### [GOAL OF THE EXERCISE]
Copy each record exactly as it reads, leaving out any pictures it holds.

-- begin --

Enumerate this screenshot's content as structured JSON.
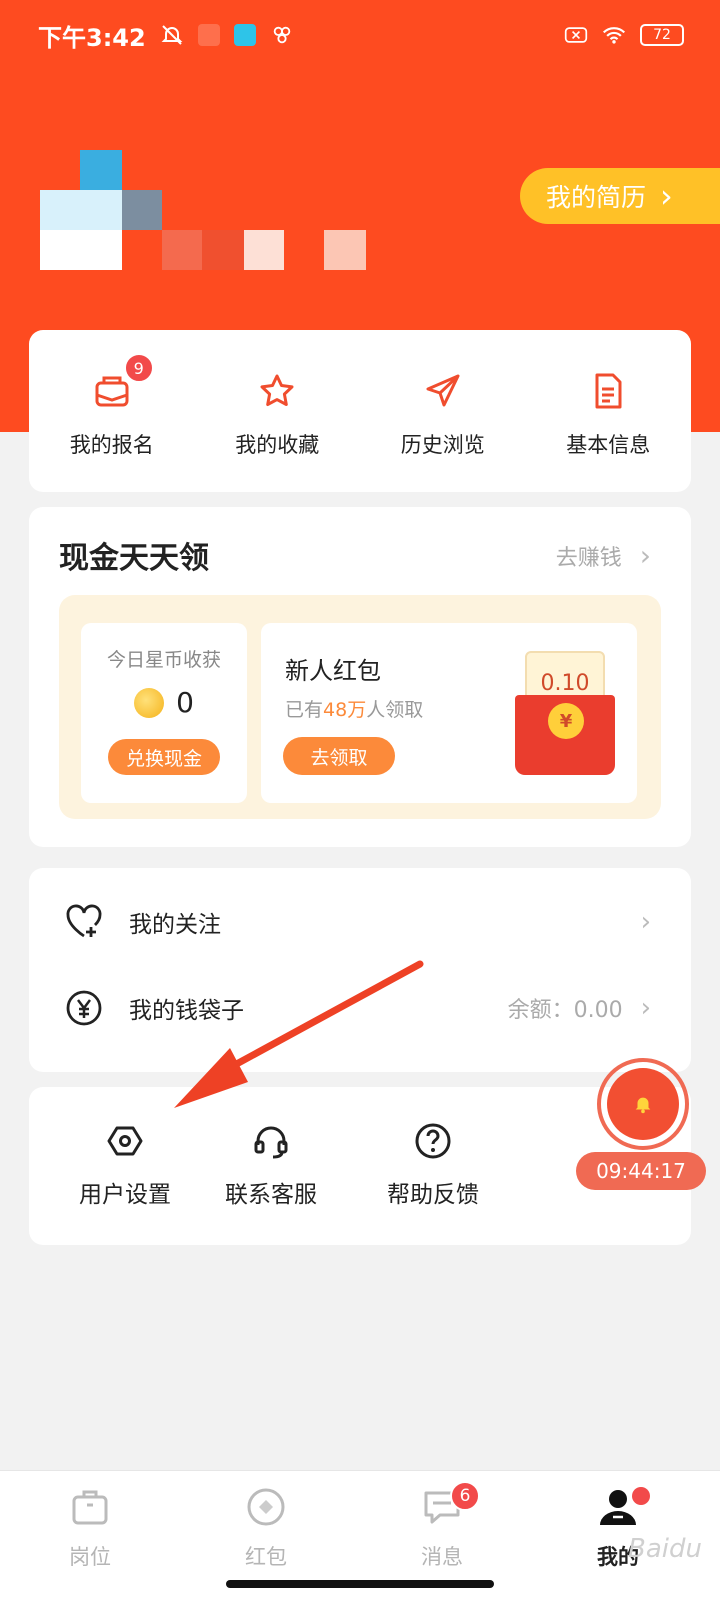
{
  "status_bar": {
    "time": "下午3:42",
    "battery": "72"
  },
  "header": {
    "resume_label": "我的简历",
    "resume_chevron": "›"
  },
  "quick_actions": [
    {
      "label": "我的报名",
      "icon": "envelope-icon",
      "badge": "9"
    },
    {
      "label": "我的收藏",
      "icon": "star-icon"
    },
    {
      "label": "历史浏览",
      "icon": "paper-plane-icon"
    },
    {
      "label": "基本信息",
      "icon": "document-icon"
    }
  ],
  "cash": {
    "title": "现金天天领",
    "earn_link": "去赚钱",
    "coins": {
      "title": "今日星币收获",
      "value": "0",
      "button": "兑换现金"
    },
    "redpack": {
      "title": "新人红包",
      "sub_prefix": "已有",
      "sub_highlight": "48万",
      "sub_suffix": "人领取",
      "button": "去领取",
      "amount": "0.10",
      "currency": "¥"
    }
  },
  "list": [
    {
      "label": "我的关注",
      "icon": "heart-plus-icon",
      "value": ""
    },
    {
      "label": "我的钱袋子",
      "icon": "yuan-circle-icon",
      "value": "余额：0.00"
    }
  ],
  "tools": [
    {
      "label": "用户设置",
      "icon": "hexagon-settings-icon"
    },
    {
      "label": "联系客服",
      "icon": "headset-icon"
    },
    {
      "label": "帮助反馈",
      "icon": "help-circle-icon"
    }
  ],
  "floating": {
    "timer": "09:44:17"
  },
  "tabbar": [
    {
      "label": "岗位",
      "icon": "briefcase-icon",
      "active": false
    },
    {
      "label": "红包",
      "icon": "coin-icon",
      "active": false
    },
    {
      "label": "消息",
      "icon": "message-icon",
      "active": false,
      "badge": "6"
    },
    {
      "label": "我的",
      "icon": "person-icon",
      "active": true
    }
  ],
  "watermark": "Baidu"
}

-- end --

### [EXERCISE OUTPUT]
Enumerate this screenshot's content as structured JSON.
{
  "status_bar": {
    "time": "下午3:42",
    "battery": "72"
  },
  "header": {
    "resume_label": "我的简历",
    "resume_chevron": "›"
  },
  "quick_actions": [
    {
      "label": "我的报名",
      "icon": "envelope-icon",
      "badge": "9"
    },
    {
      "label": "我的收藏",
      "icon": "star-icon"
    },
    {
      "label": "历史浏览",
      "icon": "paper-plane-icon"
    },
    {
      "label": "基本信息",
      "icon": "document-icon"
    }
  ],
  "cash": {
    "title": "现金天天领",
    "earn_link": "去赚钱",
    "coins": {
      "title": "今日星币收获",
      "value": "0",
      "button": "兑换现金"
    },
    "redpack": {
      "title": "新人红包",
      "sub_prefix": "已有",
      "sub_highlight": "48万",
      "sub_suffix": "人领取",
      "button": "去领取",
      "amount": "0.10",
      "currency": "¥"
    }
  },
  "list": [
    {
      "label": "我的关注",
      "icon": "heart-plus-icon",
      "value": ""
    },
    {
      "label": "我的钱袋子",
      "icon": "yuan-circle-icon",
      "value": "余额：0.00"
    }
  ],
  "tools": [
    {
      "label": "用户设置",
      "icon": "hexagon-settings-icon"
    },
    {
      "label": "联系客服",
      "icon": "headset-icon"
    },
    {
      "label": "帮助反馈",
      "icon": "help-circle-icon"
    }
  ],
  "floating": {
    "timer": "09:44:17"
  },
  "tabbar": [
    {
      "label": "岗位",
      "icon": "briefcase-icon",
      "active": false
    },
    {
      "label": "红包",
      "icon": "coin-icon",
      "active": false
    },
    {
      "label": "消息",
      "icon": "message-icon",
      "active": false,
      "badge": "6"
    },
    {
      "label": "我的",
      "icon": "person-icon",
      "active": true
    }
  ],
  "watermark": "Baidu"
}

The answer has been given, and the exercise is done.